• [STATED EXERCISE] Repeat each line of the material exactly.

# # # # #

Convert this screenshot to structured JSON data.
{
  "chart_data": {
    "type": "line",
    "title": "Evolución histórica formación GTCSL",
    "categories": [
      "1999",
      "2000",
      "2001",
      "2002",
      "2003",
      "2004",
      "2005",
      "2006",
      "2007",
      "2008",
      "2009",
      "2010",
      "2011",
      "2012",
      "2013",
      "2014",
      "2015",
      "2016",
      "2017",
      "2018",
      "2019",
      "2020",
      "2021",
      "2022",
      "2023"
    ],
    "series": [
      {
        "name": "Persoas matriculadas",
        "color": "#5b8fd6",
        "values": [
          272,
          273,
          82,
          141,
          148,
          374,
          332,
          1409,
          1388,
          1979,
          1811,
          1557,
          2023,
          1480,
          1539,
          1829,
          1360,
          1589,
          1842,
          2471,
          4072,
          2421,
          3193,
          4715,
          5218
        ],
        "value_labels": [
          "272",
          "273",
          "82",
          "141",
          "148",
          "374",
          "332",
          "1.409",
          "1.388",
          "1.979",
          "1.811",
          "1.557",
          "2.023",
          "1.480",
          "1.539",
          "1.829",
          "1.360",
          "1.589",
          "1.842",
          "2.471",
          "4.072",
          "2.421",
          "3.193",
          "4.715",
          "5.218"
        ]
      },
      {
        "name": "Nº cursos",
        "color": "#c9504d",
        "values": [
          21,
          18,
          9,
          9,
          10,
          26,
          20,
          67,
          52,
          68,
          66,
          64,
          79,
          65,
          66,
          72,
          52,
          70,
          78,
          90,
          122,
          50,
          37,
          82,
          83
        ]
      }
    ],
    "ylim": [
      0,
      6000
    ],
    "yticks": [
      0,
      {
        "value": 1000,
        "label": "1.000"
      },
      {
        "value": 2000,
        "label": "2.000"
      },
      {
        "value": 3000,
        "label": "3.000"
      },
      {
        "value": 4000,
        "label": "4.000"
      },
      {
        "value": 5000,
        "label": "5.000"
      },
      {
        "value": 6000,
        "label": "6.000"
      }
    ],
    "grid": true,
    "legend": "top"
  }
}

# # # # #

• [EXERCISE ANSWER]
Convert this screenshot to structured JSON data.
{
  "chart_data": {
    "type": "line",
    "title": "Evolución histórica formación GTCSL",
    "categories": [
      "1999",
      "2000",
      "2001",
      "2002",
      "2003",
      "2004",
      "2005",
      "2006",
      "2007",
      "2008",
      "2009",
      "2010",
      "2011",
      "2012",
      "2013",
      "2014",
      "2015",
      "2016",
      "2017",
      "2018",
      "2019",
      "2020",
      "2021",
      "2022",
      "2023"
    ],
    "series": [
      {
        "name": "Persoas matriculadas",
        "color": "#5b8fd6",
        "values": [
          272,
          273,
          82,
          141,
          148,
          374,
          332,
          1409,
          1388,
          1979,
          1811,
          1557,
          2023,
          1480,
          1539,
          1829,
          1360,
          1589,
          1842,
          2471,
          4072,
          2421,
          3193,
          4715,
          5218
        ],
        "value_labels": [
          "272",
          "273",
          "82",
          "141",
          "148",
          "374",
          "332",
          "1.409",
          "1.388",
          "1.979",
          "1.811",
          "1.557",
          "2.023",
          "1.480",
          "1.539",
          "1.829",
          "1.360",
          "1.589",
          "1.842",
          "2.471",
          "4.072",
          "2.421",
          "3.193",
          "4.715",
          "5.218"
        ]
      },
      {
        "name": "Nº cursos",
        "color": "#c9504d",
        "values": [
          21,
          18,
          9,
          9,
          10,
          26,
          20,
          67,
          52,
          68,
          66,
          64,
          79,
          65,
          66,
          72,
          52,
          70,
          78,
          90,
          122,
          50,
          37,
          82,
          83
        ]
      }
    ],
    "ylim": [
      0,
      6000
    ],
    "yticks": [
      0,
      {
        "value": 1000,
        "label": "1.000"
      },
      {
        "value": 2000,
        "label": "2.000"
      },
      {
        "value": 3000,
        "label": "3.000"
      },
      {
        "value": 4000,
        "label": "4.000"
      },
      {
        "value": 5000,
        "label": "5.000"
      },
      {
        "value": 6000,
        "label": "6.000"
      }
    ],
    "grid": true,
    "legend": "top"
  }
}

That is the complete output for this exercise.